▼
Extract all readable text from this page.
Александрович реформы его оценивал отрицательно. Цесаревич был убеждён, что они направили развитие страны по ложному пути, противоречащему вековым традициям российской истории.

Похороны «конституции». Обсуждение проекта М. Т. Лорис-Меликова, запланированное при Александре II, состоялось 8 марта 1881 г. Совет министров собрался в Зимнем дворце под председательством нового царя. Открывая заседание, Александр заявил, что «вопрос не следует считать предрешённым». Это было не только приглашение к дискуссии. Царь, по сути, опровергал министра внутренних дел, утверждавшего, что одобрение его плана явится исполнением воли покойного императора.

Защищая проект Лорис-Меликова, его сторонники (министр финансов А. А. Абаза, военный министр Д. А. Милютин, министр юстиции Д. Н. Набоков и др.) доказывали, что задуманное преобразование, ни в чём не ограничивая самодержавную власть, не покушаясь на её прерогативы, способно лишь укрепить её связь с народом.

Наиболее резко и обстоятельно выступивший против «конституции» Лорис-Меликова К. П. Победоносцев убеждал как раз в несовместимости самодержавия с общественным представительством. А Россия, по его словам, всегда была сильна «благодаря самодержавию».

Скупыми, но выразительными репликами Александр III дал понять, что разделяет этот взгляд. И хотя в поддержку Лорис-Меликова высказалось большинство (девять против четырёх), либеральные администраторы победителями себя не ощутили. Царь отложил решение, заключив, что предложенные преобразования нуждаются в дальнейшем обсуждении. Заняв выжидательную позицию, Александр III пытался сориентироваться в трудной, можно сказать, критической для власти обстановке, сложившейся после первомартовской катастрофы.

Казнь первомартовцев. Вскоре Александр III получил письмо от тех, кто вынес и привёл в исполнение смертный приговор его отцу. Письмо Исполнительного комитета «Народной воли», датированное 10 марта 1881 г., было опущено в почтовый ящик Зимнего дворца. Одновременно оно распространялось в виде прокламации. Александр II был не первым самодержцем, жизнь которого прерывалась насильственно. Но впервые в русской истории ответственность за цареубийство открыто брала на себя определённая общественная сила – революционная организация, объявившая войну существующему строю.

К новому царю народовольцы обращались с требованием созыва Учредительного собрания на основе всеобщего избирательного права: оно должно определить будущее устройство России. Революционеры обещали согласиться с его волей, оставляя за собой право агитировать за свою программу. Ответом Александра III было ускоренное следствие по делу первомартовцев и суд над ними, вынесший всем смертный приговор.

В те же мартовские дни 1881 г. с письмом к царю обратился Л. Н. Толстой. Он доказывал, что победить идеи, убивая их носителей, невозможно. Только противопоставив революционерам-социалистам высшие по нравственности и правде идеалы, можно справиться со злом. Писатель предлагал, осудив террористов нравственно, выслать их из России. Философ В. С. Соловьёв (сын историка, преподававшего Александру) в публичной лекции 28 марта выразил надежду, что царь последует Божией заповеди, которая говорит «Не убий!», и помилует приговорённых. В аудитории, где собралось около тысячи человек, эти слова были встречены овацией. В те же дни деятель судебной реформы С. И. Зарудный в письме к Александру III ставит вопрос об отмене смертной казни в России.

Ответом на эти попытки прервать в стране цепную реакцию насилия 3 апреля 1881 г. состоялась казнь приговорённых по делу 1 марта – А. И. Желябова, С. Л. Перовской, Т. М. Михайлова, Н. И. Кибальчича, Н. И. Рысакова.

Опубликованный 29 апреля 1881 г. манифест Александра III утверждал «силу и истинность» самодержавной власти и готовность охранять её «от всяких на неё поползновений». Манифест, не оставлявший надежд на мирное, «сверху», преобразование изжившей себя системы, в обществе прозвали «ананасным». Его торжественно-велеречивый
▲
WRITTEN REQUEST
Using the data above, print every record exactly as shown.

SOLUTION TO THIS PROBLEM
Extract all readable text from this page.
Александрович реформы его оценивал отрицательно. Цесаревич был убеждён, что они направили развитие страны по ложному пути, противоречащему вековым традициям российской истории.

Похороны «конституции». Обсуждение проекта М. Т. Лорис-Меликова, запланированное при Александре II, состоялось 8 марта 1881 г. Совет министров собрался в Зимнем дворце под председательством нового царя. Открывая заседание, Александр заявил, что «вопрос не следует считать предрешённым». Это было не только приглашение к дискуссии. Царь, по сути, опровергал министра внутренних дел, утверждавшего, что одобрение его плана явится исполнением воли покойного императора.

Защищая проект Лорис-Меликова, его сторонники (министр финансов А. А. Абаза, военный министр Д. А. Милютин, министр юстиции Д. Н. Набоков и др.) доказывали, что задуманное преобразование, ни в чём не ограничивая самодержавную власть, не покушаясь на её прерогативы, способно лишь укрепить её связь с народом.

Наиболее резко и обстоятельно выступивший против «конституции» Лорис-Меликова К. П. Победоносцев убеждал как раз в несовместимости самодержавия с общественным представительством. А Россия, по его словам, всегда была сильна «благодаря самодержавию».

Скупыми, но выразительными репликами Александр III дал понять, что разделяет этот взгляд. И хотя в поддержку Лорис-Меликова высказалось большинство (девять против четырёх), либеральные администраторы победителями себя не ощутили. Царь отложил решение, заключив, что предложенные преобразования нуждаются в дальнейшем обсуждении. Заняв выжидательную позицию, Александр III пытался сориентироваться в трудной, можно сказать, критической для власти обстановке, сложившейся после первомартовской катастрофы.

Казнь первомартовцев. Вскоре Александр III получил письмо от тех, кто вынес и привёл в исполнение смертный приговор его отцу. Письмо Исполнительного комитета «Народной воли», датированное 10 марта 1881 г., было опущено в почтовый ящик Зимнего дворца. Одновременно оно распространялось в виде прокламации. Александр II был не первым самодержцем, жизнь которого прерывалась насильственно. Но впервые в русской истории ответственность за цареубийство открыто брала на себя определённая общественная сила – революционная организация, объявившая войну существующему строю.

К новому царю народовольцы обращались с требованием созыва Учредительного собрания на основе всеобщего избирательного права: оно должно определить будущее устройство России. Революционеры обещали согласиться с его волей, оставляя за собой право агитировать за свою программу. Ответом Александра III было ускоренное следствие по делу первомартовцев и суд над ними, вынесший всем смертный приговор.

В те же мартовские дни 1881 г. с письмом к царю обратился Л. Н. Толстой. Он доказывал, что победить идеи, убивая их носителей, невозможно. Только противопоставив революционерам-социалистам высшие по нравственности и правде идеалы, можно справиться со злом. Писатель предлагал, осудив террористов нравственно, выслать их из России. Философ В. С. Соловьёв (сын историка, преподававшего Александру) в публичной лекции 28 марта выразил надежду, что царь последует Божией заповеди, которая говорит «Не убий!», и помилует приговорённых. В аудитории, где собралось около тысячи человек, эти слова были встречены овацией. В те же дни деятель судебной реформы С. И. Зарудный в письме к Александру III ставит вопрос об отмене смертной казни в России.

Ответом на эти попытки прервать в стране цепную реакцию насилия 3 апреля 1881 г. состоялась казнь приговорённых по делу 1 марта – А. И. Желябова, С. Л. Перовской, Т. М. Михайлова, Н. И. Кибальчича, Н. И. Рысакова.

Опубликованный 29 апреля 1881 г. манифест Александра III утверждал «силу и истинность» самодержавной власти и готовность охранять её «от всяких на неё поползновений». Манифест, не оставлявший надежд на мирное, «сверху», преобразование изжившей себя системы, в обществе прозвали «ананасным». Его торжественно-велеречивый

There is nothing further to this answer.